Problem description
The records below are to be copied word for word, with every picture left out.

Material shown
-------

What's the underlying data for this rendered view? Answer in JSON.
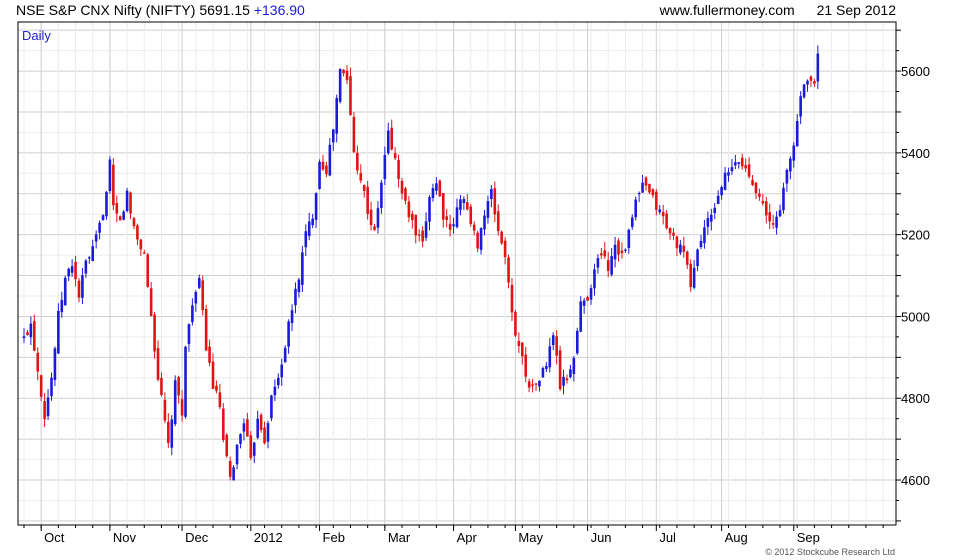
{
  "header": {
    "name": "NSE S&P CNX Nifty (NIFTY)",
    "price": "5691.15",
    "change": "+136.90",
    "source": "www.fullermoney.com",
    "date": "21 Sep 2012"
  },
  "period_label": "Daily",
  "copyright": "© 2012 Stockcube Research Ltd",
  "colors": {
    "up": "#1a1adb",
    "down": "#e01414",
    "grid": "#d9d9d9",
    "axis": "#000000"
  },
  "chart_data": {
    "type": "candlestick",
    "y_axis_side": "right",
    "ylim": [
      4490,
      5720
    ],
    "yticks": [
      4600,
      4800,
      5000,
      5200,
      5400,
      5600
    ],
    "xlim": [
      0,
      252
    ],
    "xticks": [
      {
        "label": "Oct",
        "x": 5
      },
      {
        "label": "Nov",
        "x": 25
      },
      {
        "label": "Dec",
        "x": 46
      },
      {
        "label": "2012",
        "x": 66
      },
      {
        "label": "Feb",
        "x": 86
      },
      {
        "label": "Mar",
        "x": 105
      },
      {
        "label": "Apr",
        "x": 125
      },
      {
        "label": "May",
        "x": 143
      },
      {
        "label": "Jun",
        "x": 164
      },
      {
        "label": "Jul",
        "x": 184
      },
      {
        "label": "Aug",
        "x": 203
      },
      {
        "label": "Sep",
        "x": 224
      }
    ],
    "grid": true,
    "anchors": [
      [
        0,
        4945
      ],
      [
        2,
        4985
      ],
      [
        4,
        4870
      ],
      [
        6,
        4760
      ],
      [
        8,
        4850
      ],
      [
        10,
        5000
      ],
      [
        12,
        5090
      ],
      [
        14,
        5130
      ],
      [
        16,
        5050
      ],
      [
        18,
        5130
      ],
      [
        20,
        5160
      ],
      [
        22,
        5220
      ],
      [
        24,
        5300
      ],
      [
        25,
        5370
      ],
      [
        26,
        5260
      ],
      [
        28,
        5230
      ],
      [
        30,
        5300
      ],
      [
        31,
        5250
      ],
      [
        33,
        5190
      ],
      [
        35,
        5150
      ],
      [
        37,
        5000
      ],
      [
        39,
        4850
      ],
      [
        41,
        4740
      ],
      [
        42,
        4680
      ],
      [
        44,
        4830
      ],
      [
        46,
        4770
      ],
      [
        47,
        4920
      ],
      [
        49,
        5040
      ],
      [
        51,
        5080
      ],
      [
        53,
        4930
      ],
      [
        55,
        4830
      ],
      [
        57,
        4780
      ],
      [
        58,
        4690
      ],
      [
        60,
        4600
      ],
      [
        62,
        4680
      ],
      [
        64,
        4750
      ],
      [
        66,
        4640
      ],
      [
        68,
        4760
      ],
      [
        70,
        4700
      ],
      [
        72,
        4800
      ],
      [
        74,
        4850
      ],
      [
        76,
        4930
      ],
      [
        78,
        5020
      ],
      [
        80,
        5100
      ],
      [
        82,
        5200
      ],
      [
        84,
        5250
      ],
      [
        86,
        5380
      ],
      [
        88,
        5360
      ],
      [
        90,
        5460
      ],
      [
        92,
        5600
      ],
      [
        94,
        5580
      ],
      [
        96,
        5400
      ],
      [
        98,
        5340
      ],
      [
        100,
        5260
      ],
      [
        102,
        5200
      ],
      [
        104,
        5330
      ],
      [
        106,
        5450
      ],
      [
        108,
        5380
      ],
      [
        110,
        5300
      ],
      [
        112,
        5250
      ],
      [
        114,
        5200
      ],
      [
        116,
        5170
      ],
      [
        118,
        5300
      ],
      [
        120,
        5330
      ],
      [
        122,
        5250
      ],
      [
        124,
        5200
      ],
      [
        126,
        5260
      ],
      [
        128,
        5300
      ],
      [
        130,
        5220
      ],
      [
        132,
        5180
      ],
      [
        134,
        5250
      ],
      [
        136,
        5300
      ],
      [
        138,
        5210
      ],
      [
        140,
        5150
      ],
      [
        142,
        5000
      ],
      [
        144,
        4930
      ],
      [
        146,
        4860
      ],
      [
        148,
        4820
      ],
      [
        150,
        4850
      ],
      [
        152,
        4880
      ],
      [
        154,
        4960
      ],
      [
        156,
        4830
      ],
      [
        158,
        4850
      ],
      [
        160,
        4900
      ],
      [
        162,
        5030
      ],
      [
        164,
        5050
      ],
      [
        166,
        5110
      ],
      [
        168,
        5160
      ],
      [
        170,
        5120
      ],
      [
        172,
        5180
      ],
      [
        174,
        5150
      ],
      [
        176,
        5200
      ],
      [
        178,
        5280
      ],
      [
        180,
        5320
      ],
      [
        182,
        5300
      ],
      [
        184,
        5270
      ],
      [
        186,
        5240
      ],
      [
        188,
        5200
      ],
      [
        190,
        5180
      ],
      [
        192,
        5150
      ],
      [
        194,
        5080
      ],
      [
        196,
        5160
      ],
      [
        198,
        5220
      ],
      [
        200,
        5240
      ],
      [
        202,
        5300
      ],
      [
        204,
        5340
      ],
      [
        206,
        5360
      ],
      [
        208,
        5380
      ],
      [
        210,
        5360
      ],
      [
        212,
        5330
      ],
      [
        214,
        5300
      ],
      [
        216,
        5240
      ],
      [
        218,
        5220
      ],
      [
        220,
        5270
      ],
      [
        222,
        5350
      ],
      [
        224,
        5420
      ],
      [
        226,
        5540
      ],
      [
        228,
        5590
      ],
      [
        230,
        5560
      ],
      [
        231,
        5650
      ]
    ]
  }
}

-------

Task answer
What's the underlying data for this rendered view? Answer in JSON.
{
  "header": {
    "name": "NSE S&P CNX Nifty (NIFTY)",
    "price": "5691.15",
    "change": "+136.90",
    "source": "www.fullermoney.com",
    "date": "21 Sep 2012"
  },
  "period_label": "Daily",
  "copyright": "© 2012 Stockcube Research Ltd",
  "colors": {
    "up": "#1a1adb",
    "down": "#e01414",
    "grid": "#d9d9d9",
    "axis": "#000000"
  },
  "chart_data": {
    "type": "candlestick",
    "y_axis_side": "right",
    "ylim": [
      4490,
      5720
    ],
    "yticks": [
      4600,
      4800,
      5000,
      5200,
      5400,
      5600
    ],
    "xlim": [
      0,
      252
    ],
    "xticks": [
      {
        "label": "Oct",
        "x": 5
      },
      {
        "label": "Nov",
        "x": 25
      },
      {
        "label": "Dec",
        "x": 46
      },
      {
        "label": "2012",
        "x": 66
      },
      {
        "label": "Feb",
        "x": 86
      },
      {
        "label": "Mar",
        "x": 105
      },
      {
        "label": "Apr",
        "x": 125
      },
      {
        "label": "May",
        "x": 143
      },
      {
        "label": "Jun",
        "x": 164
      },
      {
        "label": "Jul",
        "x": 184
      },
      {
        "label": "Aug",
        "x": 203
      },
      {
        "label": "Sep",
        "x": 224
      }
    ],
    "grid": true,
    "anchors": [
      [
        0,
        4945
      ],
      [
        2,
        4985
      ],
      [
        4,
        4870
      ],
      [
        6,
        4760
      ],
      [
        8,
        4850
      ],
      [
        10,
        5000
      ],
      [
        12,
        5090
      ],
      [
        14,
        5130
      ],
      [
        16,
        5050
      ],
      [
        18,
        5130
      ],
      [
        20,
        5160
      ],
      [
        22,
        5220
      ],
      [
        24,
        5300
      ],
      [
        25,
        5370
      ],
      [
        26,
        5260
      ],
      [
        28,
        5230
      ],
      [
        30,
        5300
      ],
      [
        31,
        5250
      ],
      [
        33,
        5190
      ],
      [
        35,
        5150
      ],
      [
        37,
        5000
      ],
      [
        39,
        4850
      ],
      [
        41,
        4740
      ],
      [
        42,
        4680
      ],
      [
        44,
        4830
      ],
      [
        46,
        4770
      ],
      [
        47,
        4920
      ],
      [
        49,
        5040
      ],
      [
        51,
        5080
      ],
      [
        53,
        4930
      ],
      [
        55,
        4830
      ],
      [
        57,
        4780
      ],
      [
        58,
        4690
      ],
      [
        60,
        4600
      ],
      [
        62,
        4680
      ],
      [
        64,
        4750
      ],
      [
        66,
        4640
      ],
      [
        68,
        4760
      ],
      [
        70,
        4700
      ],
      [
        72,
        4800
      ],
      [
        74,
        4850
      ],
      [
        76,
        4930
      ],
      [
        78,
        5020
      ],
      [
        80,
        5100
      ],
      [
        82,
        5200
      ],
      [
        84,
        5250
      ],
      [
        86,
        5380
      ],
      [
        88,
        5360
      ],
      [
        90,
        5460
      ],
      [
        92,
        5600
      ],
      [
        94,
        5580
      ],
      [
        96,
        5400
      ],
      [
        98,
        5340
      ],
      [
        100,
        5260
      ],
      [
        102,
        5200
      ],
      [
        104,
        5330
      ],
      [
        106,
        5450
      ],
      [
        108,
        5380
      ],
      [
        110,
        5300
      ],
      [
        112,
        5250
      ],
      [
        114,
        5200
      ],
      [
        116,
        5170
      ],
      [
        118,
        5300
      ],
      [
        120,
        5330
      ],
      [
        122,
        5250
      ],
      [
        124,
        5200
      ],
      [
        126,
        5260
      ],
      [
        128,
        5300
      ],
      [
        130,
        5220
      ],
      [
        132,
        5180
      ],
      [
        134,
        5250
      ],
      [
        136,
        5300
      ],
      [
        138,
        5210
      ],
      [
        140,
        5150
      ],
      [
        142,
        5000
      ],
      [
        144,
        4930
      ],
      [
        146,
        4860
      ],
      [
        148,
        4820
      ],
      [
        150,
        4850
      ],
      [
        152,
        4880
      ],
      [
        154,
        4960
      ],
      [
        156,
        4830
      ],
      [
        158,
        4850
      ],
      [
        160,
        4900
      ],
      [
        162,
        5030
      ],
      [
        164,
        5050
      ],
      [
        166,
        5110
      ],
      [
        168,
        5160
      ],
      [
        170,
        5120
      ],
      [
        172,
        5180
      ],
      [
        174,
        5150
      ],
      [
        176,
        5200
      ],
      [
        178,
        5280
      ],
      [
        180,
        5320
      ],
      [
        182,
        5300
      ],
      [
        184,
        5270
      ],
      [
        186,
        5240
      ],
      [
        188,
        5200
      ],
      [
        190,
        5180
      ],
      [
        192,
        5150
      ],
      [
        194,
        5080
      ],
      [
        196,
        5160
      ],
      [
        198,
        5220
      ],
      [
        200,
        5240
      ],
      [
        202,
        5300
      ],
      [
        204,
        5340
      ],
      [
        206,
        5360
      ],
      [
        208,
        5380
      ],
      [
        210,
        5360
      ],
      [
        212,
        5330
      ],
      [
        214,
        5300
      ],
      [
        216,
        5240
      ],
      [
        218,
        5220
      ],
      [
        220,
        5270
      ],
      [
        222,
        5350
      ],
      [
        224,
        5420
      ],
      [
        226,
        5540
      ],
      [
        228,
        5590
      ],
      [
        230,
        5560
      ],
      [
        231,
        5650
      ]
    ]
  }
}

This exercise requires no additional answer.